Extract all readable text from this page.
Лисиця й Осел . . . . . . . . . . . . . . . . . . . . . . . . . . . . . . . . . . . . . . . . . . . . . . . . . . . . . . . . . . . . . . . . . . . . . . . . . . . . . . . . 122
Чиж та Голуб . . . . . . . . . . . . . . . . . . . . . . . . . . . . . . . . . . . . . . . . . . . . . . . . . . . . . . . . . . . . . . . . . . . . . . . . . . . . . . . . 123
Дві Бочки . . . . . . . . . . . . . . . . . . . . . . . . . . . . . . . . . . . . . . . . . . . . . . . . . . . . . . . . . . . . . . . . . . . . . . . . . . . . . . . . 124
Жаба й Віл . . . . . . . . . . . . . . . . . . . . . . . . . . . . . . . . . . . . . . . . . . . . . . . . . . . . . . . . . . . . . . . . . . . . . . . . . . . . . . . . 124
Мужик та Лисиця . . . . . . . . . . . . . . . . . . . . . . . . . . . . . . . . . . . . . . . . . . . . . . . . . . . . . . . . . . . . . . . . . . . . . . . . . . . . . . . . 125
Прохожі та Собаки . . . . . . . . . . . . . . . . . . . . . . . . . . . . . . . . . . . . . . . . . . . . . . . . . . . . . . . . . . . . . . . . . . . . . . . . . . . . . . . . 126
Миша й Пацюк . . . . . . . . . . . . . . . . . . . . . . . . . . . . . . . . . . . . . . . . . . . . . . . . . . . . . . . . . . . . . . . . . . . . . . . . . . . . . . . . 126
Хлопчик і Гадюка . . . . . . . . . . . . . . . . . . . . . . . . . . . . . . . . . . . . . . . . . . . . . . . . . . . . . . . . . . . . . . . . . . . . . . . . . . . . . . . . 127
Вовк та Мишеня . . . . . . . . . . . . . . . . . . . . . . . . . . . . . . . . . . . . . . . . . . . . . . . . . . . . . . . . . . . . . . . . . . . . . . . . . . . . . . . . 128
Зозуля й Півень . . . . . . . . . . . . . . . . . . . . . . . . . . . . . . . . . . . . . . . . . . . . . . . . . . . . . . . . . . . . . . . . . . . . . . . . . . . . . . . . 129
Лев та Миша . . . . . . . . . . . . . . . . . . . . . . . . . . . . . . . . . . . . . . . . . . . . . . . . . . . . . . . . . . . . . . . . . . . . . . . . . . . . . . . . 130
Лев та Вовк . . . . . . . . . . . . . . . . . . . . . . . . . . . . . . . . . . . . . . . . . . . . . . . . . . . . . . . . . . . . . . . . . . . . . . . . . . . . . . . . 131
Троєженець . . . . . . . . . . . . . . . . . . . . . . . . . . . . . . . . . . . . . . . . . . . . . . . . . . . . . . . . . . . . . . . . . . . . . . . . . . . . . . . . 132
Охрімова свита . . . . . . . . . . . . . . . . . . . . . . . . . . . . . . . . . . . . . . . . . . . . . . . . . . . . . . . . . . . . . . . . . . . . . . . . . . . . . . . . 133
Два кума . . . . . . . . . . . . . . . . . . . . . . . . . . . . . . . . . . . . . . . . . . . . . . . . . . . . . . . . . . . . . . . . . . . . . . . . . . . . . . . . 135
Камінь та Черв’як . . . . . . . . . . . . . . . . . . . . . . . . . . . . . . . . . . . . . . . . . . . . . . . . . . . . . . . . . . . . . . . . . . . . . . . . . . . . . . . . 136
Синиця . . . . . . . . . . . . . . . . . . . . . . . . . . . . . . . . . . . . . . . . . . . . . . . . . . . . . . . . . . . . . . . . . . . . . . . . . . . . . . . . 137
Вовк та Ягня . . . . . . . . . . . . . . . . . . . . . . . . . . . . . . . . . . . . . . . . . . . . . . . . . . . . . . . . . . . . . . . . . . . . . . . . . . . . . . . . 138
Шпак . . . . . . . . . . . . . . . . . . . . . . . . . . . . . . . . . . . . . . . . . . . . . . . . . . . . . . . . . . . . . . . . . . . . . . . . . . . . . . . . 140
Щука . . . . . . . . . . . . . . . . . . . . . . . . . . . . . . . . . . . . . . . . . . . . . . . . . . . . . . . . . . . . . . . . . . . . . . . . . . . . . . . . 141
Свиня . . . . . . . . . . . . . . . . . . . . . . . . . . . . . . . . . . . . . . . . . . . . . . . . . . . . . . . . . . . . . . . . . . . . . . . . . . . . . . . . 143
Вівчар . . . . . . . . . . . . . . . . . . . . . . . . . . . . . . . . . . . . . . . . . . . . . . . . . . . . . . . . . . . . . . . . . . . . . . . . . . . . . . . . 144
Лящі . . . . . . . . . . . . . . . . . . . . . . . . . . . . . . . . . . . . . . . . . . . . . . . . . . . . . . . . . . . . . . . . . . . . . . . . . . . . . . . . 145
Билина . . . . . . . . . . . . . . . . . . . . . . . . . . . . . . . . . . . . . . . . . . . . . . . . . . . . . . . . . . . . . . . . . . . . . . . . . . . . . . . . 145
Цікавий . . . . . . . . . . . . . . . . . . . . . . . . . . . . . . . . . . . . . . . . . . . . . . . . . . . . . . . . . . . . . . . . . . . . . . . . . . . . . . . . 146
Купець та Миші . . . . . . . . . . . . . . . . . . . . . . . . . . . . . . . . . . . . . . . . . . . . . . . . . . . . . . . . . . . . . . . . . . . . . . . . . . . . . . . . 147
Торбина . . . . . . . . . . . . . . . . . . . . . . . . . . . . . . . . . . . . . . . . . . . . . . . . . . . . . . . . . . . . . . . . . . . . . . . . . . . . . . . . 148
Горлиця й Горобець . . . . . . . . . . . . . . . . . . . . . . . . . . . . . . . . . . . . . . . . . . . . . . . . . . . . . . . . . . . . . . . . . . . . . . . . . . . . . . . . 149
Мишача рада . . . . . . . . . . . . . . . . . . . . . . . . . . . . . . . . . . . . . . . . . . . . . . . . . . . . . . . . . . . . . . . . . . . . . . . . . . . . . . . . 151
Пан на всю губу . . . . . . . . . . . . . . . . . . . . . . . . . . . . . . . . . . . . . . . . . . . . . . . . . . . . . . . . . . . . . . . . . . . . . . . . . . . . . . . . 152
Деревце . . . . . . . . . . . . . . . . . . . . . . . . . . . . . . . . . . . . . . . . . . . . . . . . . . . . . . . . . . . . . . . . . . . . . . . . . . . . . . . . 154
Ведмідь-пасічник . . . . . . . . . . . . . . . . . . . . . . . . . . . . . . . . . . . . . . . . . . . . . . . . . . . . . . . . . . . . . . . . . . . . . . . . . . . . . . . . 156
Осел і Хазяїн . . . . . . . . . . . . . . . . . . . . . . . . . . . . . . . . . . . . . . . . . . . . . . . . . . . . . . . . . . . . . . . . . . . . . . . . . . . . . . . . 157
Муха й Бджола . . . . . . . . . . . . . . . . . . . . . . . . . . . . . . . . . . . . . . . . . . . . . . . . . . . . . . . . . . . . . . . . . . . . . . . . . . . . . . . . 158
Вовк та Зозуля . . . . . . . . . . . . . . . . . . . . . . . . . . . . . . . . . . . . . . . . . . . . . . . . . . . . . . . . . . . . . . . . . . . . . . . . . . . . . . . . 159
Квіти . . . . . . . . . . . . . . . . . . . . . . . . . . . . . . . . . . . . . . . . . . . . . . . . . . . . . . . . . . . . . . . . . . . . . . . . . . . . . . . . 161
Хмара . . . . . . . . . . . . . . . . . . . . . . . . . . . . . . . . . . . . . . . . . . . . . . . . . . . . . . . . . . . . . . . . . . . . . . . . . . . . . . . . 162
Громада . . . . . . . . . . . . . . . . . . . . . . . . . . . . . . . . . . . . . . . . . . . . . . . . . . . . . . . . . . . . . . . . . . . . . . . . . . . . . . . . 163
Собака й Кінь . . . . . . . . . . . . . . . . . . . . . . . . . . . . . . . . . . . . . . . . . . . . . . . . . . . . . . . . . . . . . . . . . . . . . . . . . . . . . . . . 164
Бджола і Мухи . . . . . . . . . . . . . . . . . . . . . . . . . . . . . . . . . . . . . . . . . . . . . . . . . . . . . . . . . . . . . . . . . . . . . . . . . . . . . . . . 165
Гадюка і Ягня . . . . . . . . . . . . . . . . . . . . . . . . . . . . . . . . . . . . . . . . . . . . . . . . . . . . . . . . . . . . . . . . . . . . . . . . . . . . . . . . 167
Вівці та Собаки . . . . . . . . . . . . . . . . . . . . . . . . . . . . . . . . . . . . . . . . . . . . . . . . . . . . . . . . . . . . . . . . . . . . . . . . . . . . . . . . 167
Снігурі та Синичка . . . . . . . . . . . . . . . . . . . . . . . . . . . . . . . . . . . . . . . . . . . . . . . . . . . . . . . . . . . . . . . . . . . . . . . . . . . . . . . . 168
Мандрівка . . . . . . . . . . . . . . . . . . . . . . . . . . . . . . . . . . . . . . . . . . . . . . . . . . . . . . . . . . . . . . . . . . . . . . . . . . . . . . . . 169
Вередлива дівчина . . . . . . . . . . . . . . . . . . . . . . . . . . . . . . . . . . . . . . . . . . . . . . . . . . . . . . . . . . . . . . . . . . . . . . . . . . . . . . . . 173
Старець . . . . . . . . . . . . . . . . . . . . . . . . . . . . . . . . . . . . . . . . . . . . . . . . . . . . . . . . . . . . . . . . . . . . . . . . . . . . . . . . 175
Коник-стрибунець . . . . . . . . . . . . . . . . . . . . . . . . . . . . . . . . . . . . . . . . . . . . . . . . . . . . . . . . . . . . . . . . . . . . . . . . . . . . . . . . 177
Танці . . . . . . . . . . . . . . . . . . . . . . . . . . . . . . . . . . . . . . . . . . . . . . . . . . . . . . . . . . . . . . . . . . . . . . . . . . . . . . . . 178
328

++++++

# To do
Tell how many lines of the data include the word "Лисиця", and nothing else.

# Response
2